- [What you have to do]:
Repeat the records below exactly, leaving out every picture.

┄┄┄┄┄┄┄┄┄┄┄┄┄┄┄┄┄┄┄┄

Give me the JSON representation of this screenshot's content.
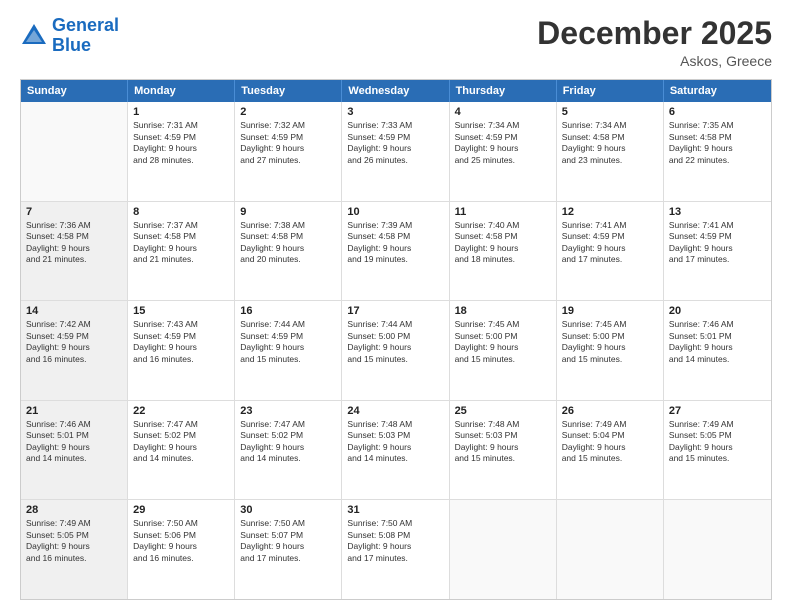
{
  "header": {
    "logo_line1": "General",
    "logo_line2": "Blue",
    "title": "December 2025",
    "location": "Askos, Greece"
  },
  "calendar": {
    "days_of_week": [
      "Sunday",
      "Monday",
      "Tuesday",
      "Wednesday",
      "Thursday",
      "Friday",
      "Saturday"
    ],
    "weeks": [
      [
        {
          "day": "",
          "info": "",
          "empty": true
        },
        {
          "day": "1",
          "info": "Sunrise: 7:31 AM\nSunset: 4:59 PM\nDaylight: 9 hours\nand 28 minutes.",
          "shaded": false
        },
        {
          "day": "2",
          "info": "Sunrise: 7:32 AM\nSunset: 4:59 PM\nDaylight: 9 hours\nand 27 minutes.",
          "shaded": false
        },
        {
          "day": "3",
          "info": "Sunrise: 7:33 AM\nSunset: 4:59 PM\nDaylight: 9 hours\nand 26 minutes.",
          "shaded": false
        },
        {
          "day": "4",
          "info": "Sunrise: 7:34 AM\nSunset: 4:59 PM\nDaylight: 9 hours\nand 25 minutes.",
          "shaded": false
        },
        {
          "day": "5",
          "info": "Sunrise: 7:34 AM\nSunset: 4:58 PM\nDaylight: 9 hours\nand 23 minutes.",
          "shaded": false
        },
        {
          "day": "6",
          "info": "Sunrise: 7:35 AM\nSunset: 4:58 PM\nDaylight: 9 hours\nand 22 minutes.",
          "shaded": false
        }
      ],
      [
        {
          "day": "7",
          "info": "Sunrise: 7:36 AM\nSunset: 4:58 PM\nDaylight: 9 hours\nand 21 minutes.",
          "shaded": true
        },
        {
          "day": "8",
          "info": "Sunrise: 7:37 AM\nSunset: 4:58 PM\nDaylight: 9 hours\nand 21 minutes.",
          "shaded": false
        },
        {
          "day": "9",
          "info": "Sunrise: 7:38 AM\nSunset: 4:58 PM\nDaylight: 9 hours\nand 20 minutes.",
          "shaded": false
        },
        {
          "day": "10",
          "info": "Sunrise: 7:39 AM\nSunset: 4:58 PM\nDaylight: 9 hours\nand 19 minutes.",
          "shaded": false
        },
        {
          "day": "11",
          "info": "Sunrise: 7:40 AM\nSunset: 4:58 PM\nDaylight: 9 hours\nand 18 minutes.",
          "shaded": false
        },
        {
          "day": "12",
          "info": "Sunrise: 7:41 AM\nSunset: 4:59 PM\nDaylight: 9 hours\nand 17 minutes.",
          "shaded": false
        },
        {
          "day": "13",
          "info": "Sunrise: 7:41 AM\nSunset: 4:59 PM\nDaylight: 9 hours\nand 17 minutes.",
          "shaded": false
        }
      ],
      [
        {
          "day": "14",
          "info": "Sunrise: 7:42 AM\nSunset: 4:59 PM\nDaylight: 9 hours\nand 16 minutes.",
          "shaded": true
        },
        {
          "day": "15",
          "info": "Sunrise: 7:43 AM\nSunset: 4:59 PM\nDaylight: 9 hours\nand 16 minutes.",
          "shaded": false
        },
        {
          "day": "16",
          "info": "Sunrise: 7:44 AM\nSunset: 4:59 PM\nDaylight: 9 hours\nand 15 minutes.",
          "shaded": false
        },
        {
          "day": "17",
          "info": "Sunrise: 7:44 AM\nSunset: 5:00 PM\nDaylight: 9 hours\nand 15 minutes.",
          "shaded": false
        },
        {
          "day": "18",
          "info": "Sunrise: 7:45 AM\nSunset: 5:00 PM\nDaylight: 9 hours\nand 15 minutes.",
          "shaded": false
        },
        {
          "day": "19",
          "info": "Sunrise: 7:45 AM\nSunset: 5:00 PM\nDaylight: 9 hours\nand 15 minutes.",
          "shaded": false
        },
        {
          "day": "20",
          "info": "Sunrise: 7:46 AM\nSunset: 5:01 PM\nDaylight: 9 hours\nand 14 minutes.",
          "shaded": false
        }
      ],
      [
        {
          "day": "21",
          "info": "Sunrise: 7:46 AM\nSunset: 5:01 PM\nDaylight: 9 hours\nand 14 minutes.",
          "shaded": true
        },
        {
          "day": "22",
          "info": "Sunrise: 7:47 AM\nSunset: 5:02 PM\nDaylight: 9 hours\nand 14 minutes.",
          "shaded": false
        },
        {
          "day": "23",
          "info": "Sunrise: 7:47 AM\nSunset: 5:02 PM\nDaylight: 9 hours\nand 14 minutes.",
          "shaded": false
        },
        {
          "day": "24",
          "info": "Sunrise: 7:48 AM\nSunset: 5:03 PM\nDaylight: 9 hours\nand 14 minutes.",
          "shaded": false
        },
        {
          "day": "25",
          "info": "Sunrise: 7:48 AM\nSunset: 5:03 PM\nDaylight: 9 hours\nand 15 minutes.",
          "shaded": false
        },
        {
          "day": "26",
          "info": "Sunrise: 7:49 AM\nSunset: 5:04 PM\nDaylight: 9 hours\nand 15 minutes.",
          "shaded": false
        },
        {
          "day": "27",
          "info": "Sunrise: 7:49 AM\nSunset: 5:05 PM\nDaylight: 9 hours\nand 15 minutes.",
          "shaded": false
        }
      ],
      [
        {
          "day": "28",
          "info": "Sunrise: 7:49 AM\nSunset: 5:05 PM\nDaylight: 9 hours\nand 16 minutes.",
          "shaded": true
        },
        {
          "day": "29",
          "info": "Sunrise: 7:50 AM\nSunset: 5:06 PM\nDaylight: 9 hours\nand 16 minutes.",
          "shaded": false
        },
        {
          "day": "30",
          "info": "Sunrise: 7:50 AM\nSunset: 5:07 PM\nDaylight: 9 hours\nand 17 minutes.",
          "shaded": false
        },
        {
          "day": "31",
          "info": "Sunrise: 7:50 AM\nSunset: 5:08 PM\nDaylight: 9 hours\nand 17 minutes.",
          "shaded": false
        },
        {
          "day": "",
          "info": "",
          "empty": true
        },
        {
          "day": "",
          "info": "",
          "empty": true
        },
        {
          "day": "",
          "info": "",
          "empty": true
        }
      ]
    ]
  }
}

┄┄┄┄┄┄┄┄┄┄┄┄┄┄┄┄┄┄┄┄

- [Problem solution]:
Give me the JSON representation of this screenshot's content.
{
  "header": {
    "logo_line1": "General",
    "logo_line2": "Blue",
    "title": "December 2025",
    "location": "Askos, Greece"
  },
  "calendar": {
    "days_of_week": [
      "Sunday",
      "Monday",
      "Tuesday",
      "Wednesday",
      "Thursday",
      "Friday",
      "Saturday"
    ],
    "weeks": [
      [
        {
          "day": "",
          "info": "",
          "empty": true
        },
        {
          "day": "1",
          "info": "Sunrise: 7:31 AM\nSunset: 4:59 PM\nDaylight: 9 hours\nand 28 minutes.",
          "shaded": false
        },
        {
          "day": "2",
          "info": "Sunrise: 7:32 AM\nSunset: 4:59 PM\nDaylight: 9 hours\nand 27 minutes.",
          "shaded": false
        },
        {
          "day": "3",
          "info": "Sunrise: 7:33 AM\nSunset: 4:59 PM\nDaylight: 9 hours\nand 26 minutes.",
          "shaded": false
        },
        {
          "day": "4",
          "info": "Sunrise: 7:34 AM\nSunset: 4:59 PM\nDaylight: 9 hours\nand 25 minutes.",
          "shaded": false
        },
        {
          "day": "5",
          "info": "Sunrise: 7:34 AM\nSunset: 4:58 PM\nDaylight: 9 hours\nand 23 minutes.",
          "shaded": false
        },
        {
          "day": "6",
          "info": "Sunrise: 7:35 AM\nSunset: 4:58 PM\nDaylight: 9 hours\nand 22 minutes.",
          "shaded": false
        }
      ],
      [
        {
          "day": "7",
          "info": "Sunrise: 7:36 AM\nSunset: 4:58 PM\nDaylight: 9 hours\nand 21 minutes.",
          "shaded": true
        },
        {
          "day": "8",
          "info": "Sunrise: 7:37 AM\nSunset: 4:58 PM\nDaylight: 9 hours\nand 21 minutes.",
          "shaded": false
        },
        {
          "day": "9",
          "info": "Sunrise: 7:38 AM\nSunset: 4:58 PM\nDaylight: 9 hours\nand 20 minutes.",
          "shaded": false
        },
        {
          "day": "10",
          "info": "Sunrise: 7:39 AM\nSunset: 4:58 PM\nDaylight: 9 hours\nand 19 minutes.",
          "shaded": false
        },
        {
          "day": "11",
          "info": "Sunrise: 7:40 AM\nSunset: 4:58 PM\nDaylight: 9 hours\nand 18 minutes.",
          "shaded": false
        },
        {
          "day": "12",
          "info": "Sunrise: 7:41 AM\nSunset: 4:59 PM\nDaylight: 9 hours\nand 17 minutes.",
          "shaded": false
        },
        {
          "day": "13",
          "info": "Sunrise: 7:41 AM\nSunset: 4:59 PM\nDaylight: 9 hours\nand 17 minutes.",
          "shaded": false
        }
      ],
      [
        {
          "day": "14",
          "info": "Sunrise: 7:42 AM\nSunset: 4:59 PM\nDaylight: 9 hours\nand 16 minutes.",
          "shaded": true
        },
        {
          "day": "15",
          "info": "Sunrise: 7:43 AM\nSunset: 4:59 PM\nDaylight: 9 hours\nand 16 minutes.",
          "shaded": false
        },
        {
          "day": "16",
          "info": "Sunrise: 7:44 AM\nSunset: 4:59 PM\nDaylight: 9 hours\nand 15 minutes.",
          "shaded": false
        },
        {
          "day": "17",
          "info": "Sunrise: 7:44 AM\nSunset: 5:00 PM\nDaylight: 9 hours\nand 15 minutes.",
          "shaded": false
        },
        {
          "day": "18",
          "info": "Sunrise: 7:45 AM\nSunset: 5:00 PM\nDaylight: 9 hours\nand 15 minutes.",
          "shaded": false
        },
        {
          "day": "19",
          "info": "Sunrise: 7:45 AM\nSunset: 5:00 PM\nDaylight: 9 hours\nand 15 minutes.",
          "shaded": false
        },
        {
          "day": "20",
          "info": "Sunrise: 7:46 AM\nSunset: 5:01 PM\nDaylight: 9 hours\nand 14 minutes.",
          "shaded": false
        }
      ],
      [
        {
          "day": "21",
          "info": "Sunrise: 7:46 AM\nSunset: 5:01 PM\nDaylight: 9 hours\nand 14 minutes.",
          "shaded": true
        },
        {
          "day": "22",
          "info": "Sunrise: 7:47 AM\nSunset: 5:02 PM\nDaylight: 9 hours\nand 14 minutes.",
          "shaded": false
        },
        {
          "day": "23",
          "info": "Sunrise: 7:47 AM\nSunset: 5:02 PM\nDaylight: 9 hours\nand 14 minutes.",
          "shaded": false
        },
        {
          "day": "24",
          "info": "Sunrise: 7:48 AM\nSunset: 5:03 PM\nDaylight: 9 hours\nand 14 minutes.",
          "shaded": false
        },
        {
          "day": "25",
          "info": "Sunrise: 7:48 AM\nSunset: 5:03 PM\nDaylight: 9 hours\nand 15 minutes.",
          "shaded": false
        },
        {
          "day": "26",
          "info": "Sunrise: 7:49 AM\nSunset: 5:04 PM\nDaylight: 9 hours\nand 15 minutes.",
          "shaded": false
        },
        {
          "day": "27",
          "info": "Sunrise: 7:49 AM\nSunset: 5:05 PM\nDaylight: 9 hours\nand 15 minutes.",
          "shaded": false
        }
      ],
      [
        {
          "day": "28",
          "info": "Sunrise: 7:49 AM\nSunset: 5:05 PM\nDaylight: 9 hours\nand 16 minutes.",
          "shaded": true
        },
        {
          "day": "29",
          "info": "Sunrise: 7:50 AM\nSunset: 5:06 PM\nDaylight: 9 hours\nand 16 minutes.",
          "shaded": false
        },
        {
          "day": "30",
          "info": "Sunrise: 7:50 AM\nSunset: 5:07 PM\nDaylight: 9 hours\nand 17 minutes.",
          "shaded": false
        },
        {
          "day": "31",
          "info": "Sunrise: 7:50 AM\nSunset: 5:08 PM\nDaylight: 9 hours\nand 17 minutes.",
          "shaded": false
        },
        {
          "day": "",
          "info": "",
          "empty": true
        },
        {
          "day": "",
          "info": "",
          "empty": true
        },
        {
          "day": "",
          "info": "",
          "empty": true
        }
      ]
    ]
  }
}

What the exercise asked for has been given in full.